-- start of RECORDS PROVIDED --
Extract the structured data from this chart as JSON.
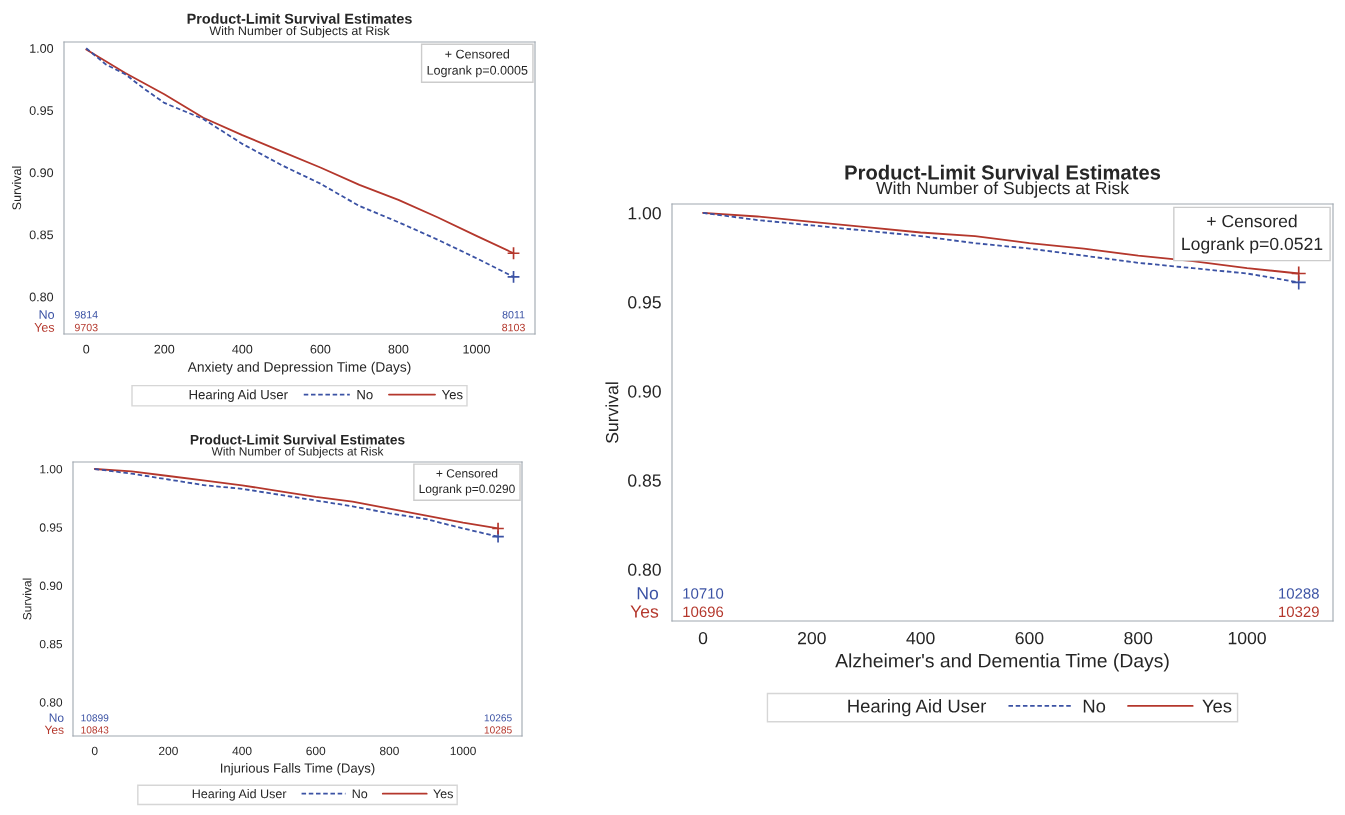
{
  "chart_data": [
    {
      "type": "line",
      "title": "Product-Limit Survival Estimates",
      "subtitle": "With Number of Subjects at Risk",
      "xlabel": "Anxiety and Depression Time (Days)",
      "ylabel": "Survival",
      "legend_title": "Hearing Aid User",
      "legend": "bottom",
      "grid": false,
      "xlim": [
        -57,
        1150
      ],
      "xticks": [
        0,
        200,
        400,
        600,
        800,
        1000
      ],
      "ylim": [
        0.77,
        1.005
      ],
      "yticks": [
        {
          "value": 0.8,
          "label": "0.80"
        },
        {
          "value": 0.85,
          "label": "0.85"
        },
        {
          "value": 0.9,
          "label": "0.90"
        },
        {
          "value": 0.95,
          "label": "0.95"
        },
        {
          "value": 1.0,
          "label": "1.00"
        }
      ],
      "series": [
        {
          "name": "No",
          "color": "#3b52a4",
          "line_style": "dashed",
          "x": [
            0,
            50,
            100,
            150,
            200,
            300,
            400,
            500,
            600,
            700,
            800,
            900,
            1000,
            1095
          ],
          "values": [
            1.0,
            0.987,
            0.979,
            0.967,
            0.956,
            0.943,
            0.923,
            0.906,
            0.891,
            0.873,
            0.86,
            0.846,
            0.831,
            0.816
          ]
        },
        {
          "name": "Yes",
          "color": "#b4372c",
          "line_style": "solid",
          "x": [
            0,
            100,
            200,
            300,
            400,
            500,
            600,
            700,
            800,
            900,
            1000,
            1095
          ],
          "values": [
            0.999,
            0.98,
            0.963,
            0.944,
            0.93,
            0.917,
            0.904,
            0.89,
            0.878,
            0.864,
            0.849,
            0.835
          ]
        },
        {
          "type": "scatter",
          "marker": "cross",
          "color": "#3b52a4",
          "x": [
            1095
          ],
          "values": [
            0.816
          ]
        },
        {
          "type": "scatter",
          "marker": "cross",
          "color": "#b4372c",
          "x": [
            1095
          ],
          "values": [
            0.835
          ]
        }
      ],
      "annotations": [
        "+ Censored",
        "Logrank p=0.0005",
        "9814",
        "8011",
        "9703",
        "8103"
      ]
    },
    {
      "type": "line",
      "title": "Product-Limit Survival Estimates",
      "subtitle": "With Number of Subjects at Risk",
      "xlabel": "Injurious Falls Time (Days)",
      "ylabel": "Survival",
      "legend_title": "Hearing Aid User",
      "legend": "bottom",
      "grid": false,
      "xlim": [
        -59,
        1160
      ],
      "xticks": [
        0,
        200,
        400,
        600,
        800,
        1000
      ],
      "ylim": [
        0.771,
        1.006
      ],
      "yticks": [
        {
          "value": 0.8,
          "label": "0.80"
        },
        {
          "value": 0.85,
          "label": "0.85"
        },
        {
          "value": 0.9,
          "label": "0.90"
        },
        {
          "value": 0.95,
          "label": "0.95"
        },
        {
          "value": 1.0,
          "label": "1.00"
        }
      ],
      "series": [
        {
          "name": "No",
          "color": "#3b52a4",
          "line_style": "dashed",
          "x": [
            0,
            100,
            200,
            300,
            400,
            500,
            600,
            700,
            800,
            900,
            1000,
            1095
          ],
          "values": [
            1.0,
            0.996,
            0.991,
            0.986,
            0.983,
            0.978,
            0.973,
            0.968,
            0.962,
            0.957,
            0.949,
            0.942
          ]
        },
        {
          "name": "Yes",
          "color": "#b4372c",
          "line_style": "solid",
          "x": [
            0,
            100,
            200,
            300,
            400,
            500,
            600,
            700,
            800,
            900,
            1000,
            1095
          ],
          "values": [
            1.0,
            0.998,
            0.994,
            0.99,
            0.986,
            0.981,
            0.976,
            0.972,
            0.966,
            0.96,
            0.954,
            0.949
          ]
        },
        {
          "type": "scatter",
          "marker": "cross",
          "color": "#3b52a4",
          "x": [
            1095
          ],
          "values": [
            0.942
          ]
        },
        {
          "type": "scatter",
          "marker": "cross",
          "color": "#b4372c",
          "x": [
            1095
          ],
          "values": [
            0.949
          ]
        }
      ],
      "annotations": [
        "+ Censored",
        "Logrank p=0.0290",
        "10899",
        "10265",
        "10843",
        "10285"
      ]
    },
    {
      "type": "line",
      "title": "Product-Limit Survival Estimates",
      "subtitle": "With Number of Subjects at Risk",
      "xlabel": "Alzheimer's and Dementia Time (Days)",
      "ylabel": "Survival",
      "legend_title": "Hearing Aid User",
      "legend": "bottom",
      "grid": false,
      "xlim": [
        -57,
        1158
      ],
      "xticks": [
        0,
        200,
        400,
        600,
        800,
        1000
      ],
      "ylim": [
        0.771,
        1.005
      ],
      "yticks": [
        {
          "value": 0.8,
          "label": "0.80"
        },
        {
          "value": 0.85,
          "label": "0.85"
        },
        {
          "value": 0.9,
          "label": "0.90"
        },
        {
          "value": 0.95,
          "label": "0.95"
        },
        {
          "value": 1.0,
          "label": "1.00"
        }
      ],
      "series": [
        {
          "name": "No",
          "color": "#3b52a4",
          "line_style": "dashed",
          "x": [
            0,
            100,
            200,
            300,
            400,
            500,
            600,
            700,
            800,
            900,
            1000,
            1095
          ],
          "values": [
            1.0,
            0.996,
            0.993,
            0.99,
            0.987,
            0.983,
            0.98,
            0.976,
            0.972,
            0.969,
            0.966,
            0.961
          ]
        },
        {
          "name": "Yes",
          "color": "#b4372c",
          "line_style": "solid",
          "x": [
            0,
            100,
            200,
            300,
            400,
            500,
            600,
            700,
            800,
            900,
            1000,
            1095
          ],
          "values": [
            1.0,
            0.998,
            0.995,
            0.992,
            0.989,
            0.987,
            0.983,
            0.98,
            0.976,
            0.973,
            0.969,
            0.966
          ]
        },
        {
          "type": "scatter",
          "marker": "cross",
          "color": "#3b52a4",
          "x": [
            1095
          ],
          "values": [
            0.961
          ]
        },
        {
          "type": "scatter",
          "marker": "cross",
          "color": "#b4372c",
          "x": [
            1095
          ],
          "values": [
            0.966
          ]
        }
      ],
      "annotations": [
        "+ Censored",
        "Logrank p=0.0521",
        "10710",
        "10288",
        "10696",
        "10329"
      ]
    }
  ]
}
-- end of RECORDS PROVIDED --
[OBJECTIVE]: Restate the data above exactly, stripping out each image.

[CORRECT ANSWER]:
Extract the structured data from this chart as JSON.
{
  "chart_data": [
    {
      "type": "line",
      "title": "Product-Limit Survival Estimates",
      "subtitle": "With Number of Subjects at Risk",
      "xlabel": "Anxiety and Depression Time (Days)",
      "ylabel": "Survival",
      "legend_title": "Hearing Aid User",
      "legend": "bottom",
      "grid": false,
      "xlim": [
        -57,
        1150
      ],
      "xticks": [
        0,
        200,
        400,
        600,
        800,
        1000
      ],
      "ylim": [
        0.77,
        1.005
      ],
      "yticks": [
        {
          "value": 0.8,
          "label": "0.80"
        },
        {
          "value": 0.85,
          "label": "0.85"
        },
        {
          "value": 0.9,
          "label": "0.90"
        },
        {
          "value": 0.95,
          "label": "0.95"
        },
        {
          "value": 1.0,
          "label": "1.00"
        }
      ],
      "series": [
        {
          "name": "No",
          "color": "#3b52a4",
          "line_style": "dashed",
          "x": [
            0,
            50,
            100,
            150,
            200,
            300,
            400,
            500,
            600,
            700,
            800,
            900,
            1000,
            1095
          ],
          "values": [
            1.0,
            0.987,
            0.979,
            0.967,
            0.956,
            0.943,
            0.923,
            0.906,
            0.891,
            0.873,
            0.86,
            0.846,
            0.831,
            0.816
          ]
        },
        {
          "name": "Yes",
          "color": "#b4372c",
          "line_style": "solid",
          "x": [
            0,
            100,
            200,
            300,
            400,
            500,
            600,
            700,
            800,
            900,
            1000,
            1095
          ],
          "values": [
            0.999,
            0.98,
            0.963,
            0.944,
            0.93,
            0.917,
            0.904,
            0.89,
            0.878,
            0.864,
            0.849,
            0.835
          ]
        },
        {
          "type": "scatter",
          "marker": "cross",
          "color": "#3b52a4",
          "x": [
            1095
          ],
          "values": [
            0.816
          ]
        },
        {
          "type": "scatter",
          "marker": "cross",
          "color": "#b4372c",
          "x": [
            1095
          ],
          "values": [
            0.835
          ]
        }
      ],
      "annotations": [
        "+ Censored",
        "Logrank p=0.0005",
        "9814",
        "8011",
        "9703",
        "8103"
      ]
    },
    {
      "type": "line",
      "title": "Product-Limit Survival Estimates",
      "subtitle": "With Number of Subjects at Risk",
      "xlabel": "Injurious Falls Time (Days)",
      "ylabel": "Survival",
      "legend_title": "Hearing Aid User",
      "legend": "bottom",
      "grid": false,
      "xlim": [
        -59,
        1160
      ],
      "xticks": [
        0,
        200,
        400,
        600,
        800,
        1000
      ],
      "ylim": [
        0.771,
        1.006
      ],
      "yticks": [
        {
          "value": 0.8,
          "label": "0.80"
        },
        {
          "value": 0.85,
          "label": "0.85"
        },
        {
          "value": 0.9,
          "label": "0.90"
        },
        {
          "value": 0.95,
          "label": "0.95"
        },
        {
          "value": 1.0,
          "label": "1.00"
        }
      ],
      "series": [
        {
          "name": "No",
          "color": "#3b52a4",
          "line_style": "dashed",
          "x": [
            0,
            100,
            200,
            300,
            400,
            500,
            600,
            700,
            800,
            900,
            1000,
            1095
          ],
          "values": [
            1.0,
            0.996,
            0.991,
            0.986,
            0.983,
            0.978,
            0.973,
            0.968,
            0.962,
            0.957,
            0.949,
            0.942
          ]
        },
        {
          "name": "Yes",
          "color": "#b4372c",
          "line_style": "solid",
          "x": [
            0,
            100,
            200,
            300,
            400,
            500,
            600,
            700,
            800,
            900,
            1000,
            1095
          ],
          "values": [
            1.0,
            0.998,
            0.994,
            0.99,
            0.986,
            0.981,
            0.976,
            0.972,
            0.966,
            0.96,
            0.954,
            0.949
          ]
        },
        {
          "type": "scatter",
          "marker": "cross",
          "color": "#3b52a4",
          "x": [
            1095
          ],
          "values": [
            0.942
          ]
        },
        {
          "type": "scatter",
          "marker": "cross",
          "color": "#b4372c",
          "x": [
            1095
          ],
          "values": [
            0.949
          ]
        }
      ],
      "annotations": [
        "+ Censored",
        "Logrank p=0.0290",
        "10899",
        "10265",
        "10843",
        "10285"
      ]
    },
    {
      "type": "line",
      "title": "Product-Limit Survival Estimates",
      "subtitle": "With Number of Subjects at Risk",
      "xlabel": "Alzheimer's and Dementia Time (Days)",
      "ylabel": "Survival",
      "legend_title": "Hearing Aid User",
      "legend": "bottom",
      "grid": false,
      "xlim": [
        -57,
        1158
      ],
      "xticks": [
        0,
        200,
        400,
        600,
        800,
        1000
      ],
      "ylim": [
        0.771,
        1.005
      ],
      "yticks": [
        {
          "value": 0.8,
          "label": "0.80"
        },
        {
          "value": 0.85,
          "label": "0.85"
        },
        {
          "value": 0.9,
          "label": "0.90"
        },
        {
          "value": 0.95,
          "label": "0.95"
        },
        {
          "value": 1.0,
          "label": "1.00"
        }
      ],
      "series": [
        {
          "name": "No",
          "color": "#3b52a4",
          "line_style": "dashed",
          "x": [
            0,
            100,
            200,
            300,
            400,
            500,
            600,
            700,
            800,
            900,
            1000,
            1095
          ],
          "values": [
            1.0,
            0.996,
            0.993,
            0.99,
            0.987,
            0.983,
            0.98,
            0.976,
            0.972,
            0.969,
            0.966,
            0.961
          ]
        },
        {
          "name": "Yes",
          "color": "#b4372c",
          "line_style": "solid",
          "x": [
            0,
            100,
            200,
            300,
            400,
            500,
            600,
            700,
            800,
            900,
            1000,
            1095
          ],
          "values": [
            1.0,
            0.998,
            0.995,
            0.992,
            0.989,
            0.987,
            0.983,
            0.98,
            0.976,
            0.973,
            0.969,
            0.966
          ]
        },
        {
          "type": "scatter",
          "marker": "cross",
          "color": "#3b52a4",
          "x": [
            1095
          ],
          "values": [
            0.961
          ]
        },
        {
          "type": "scatter",
          "marker": "cross",
          "color": "#b4372c",
          "x": [
            1095
          ],
          "values": [
            0.966
          ]
        }
      ],
      "annotations": [
        "+ Censored",
        "Logrank p=0.0521",
        "10710",
        "10288",
        "10696",
        "10329"
      ]
    }
  ]
}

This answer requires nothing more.